▶ [Task to carry out] All the records that follow need to be reproduced exactly. Omit the images.

▶ [Extracted entries]
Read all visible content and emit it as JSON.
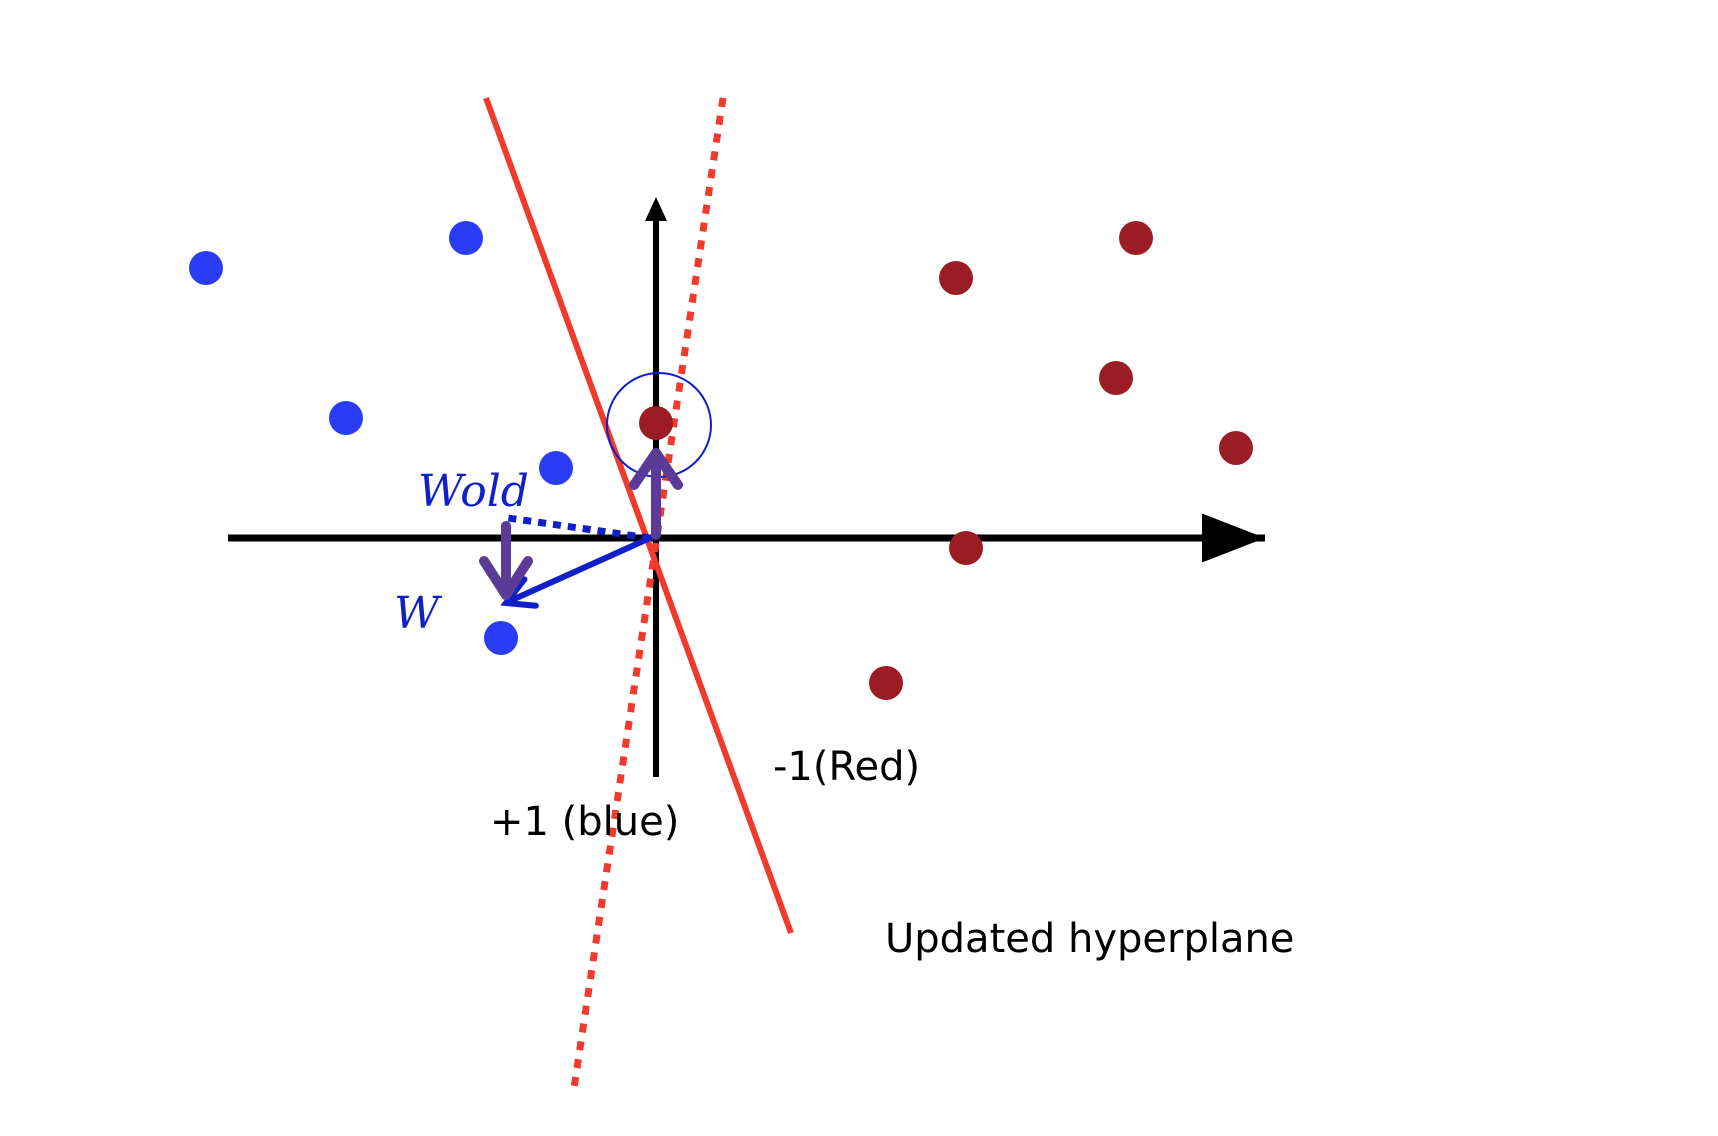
{
  "colors": {
    "blue_point": "#2a3df5",
    "red_point": "#9b1c25",
    "hyperplane": "#ef3a2c",
    "vector": "#1020c8",
    "update": "#5c3a98",
    "axis": "#000000"
  },
  "labels": {
    "w_old": "Wold",
    "w": "W",
    "positive_class": "+1 (blue)",
    "negative_class": "-1(Red)",
    "updated_hyperplane": "Updated hyperplane"
  },
  "points": {
    "blue": [
      {
        "x": -4.5,
        "y": 2.7
      },
      {
        "x": -1.9,
        "y": 3.0
      },
      {
        "x": -3.1,
        "y": 1.2
      },
      {
        "x": -1.0,
        "y": 0.7
      },
      {
        "x": -1.55,
        "y": -1.0
      }
    ],
    "red": [
      {
        "x": 3.0,
        "y": 2.6
      },
      {
        "x": 4.8,
        "y": 3.0
      },
      {
        "x": 4.6,
        "y": 1.6
      },
      {
        "x": 5.8,
        "y": 0.9
      },
      {
        "x": 3.1,
        "y": -0.1
      },
      {
        "x": 2.3,
        "y": -1.45
      },
      {
        "x": 0.0,
        "y": 1.15,
        "misclassified": true
      }
    ]
  },
  "vectors": {
    "w_old": {
      "x": -1.5,
      "y": 0.2
    },
    "w": {
      "x": -1.5,
      "y": -0.65
    }
  },
  "hyperplanes": {
    "old": {
      "x1": 0.67,
      "y1": 4.4,
      "x2": -0.82,
      "y2": -5.5
    },
    "updated": {
      "x1": -1.7,
      "y1": 4.4,
      "x2": 1.35,
      "y2": -3.95
    }
  }
}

▶ [Task solution]
Read all visible content and emit it as JSON.
{
  "colors": {
    "blue_point": "#2a3df5",
    "red_point": "#9b1c25",
    "hyperplane": "#ef3a2c",
    "vector": "#1020c8",
    "update": "#5c3a98",
    "axis": "#000000"
  },
  "labels": {
    "w_old": "Wold",
    "w": "W",
    "positive_class": "+1 (blue)",
    "negative_class": "-1(Red)",
    "updated_hyperplane": "Updated hyperplane"
  },
  "points": {
    "blue": [
      {
        "x": -4.5,
        "y": 2.7
      },
      {
        "x": -1.9,
        "y": 3.0
      },
      {
        "x": -3.1,
        "y": 1.2
      },
      {
        "x": -1.0,
        "y": 0.7
      },
      {
        "x": -1.55,
        "y": -1.0
      }
    ],
    "red": [
      {
        "x": 3.0,
        "y": 2.6
      },
      {
        "x": 4.8,
        "y": 3.0
      },
      {
        "x": 4.6,
        "y": 1.6
      },
      {
        "x": 5.8,
        "y": 0.9
      },
      {
        "x": 3.1,
        "y": -0.1
      },
      {
        "x": 2.3,
        "y": -1.45
      },
      {
        "x": 0.0,
        "y": 1.15,
        "misclassified": true
      }
    ]
  },
  "vectors": {
    "w_old": {
      "x": -1.5,
      "y": 0.2
    },
    "w": {
      "x": -1.5,
      "y": -0.65
    }
  },
  "hyperplanes": {
    "old": {
      "x1": 0.67,
      "y1": 4.4,
      "x2": -0.82,
      "y2": -5.5
    },
    "updated": {
      "x1": -1.7,
      "y1": 4.4,
      "x2": 1.35,
      "y2": -3.95
    }
  }
}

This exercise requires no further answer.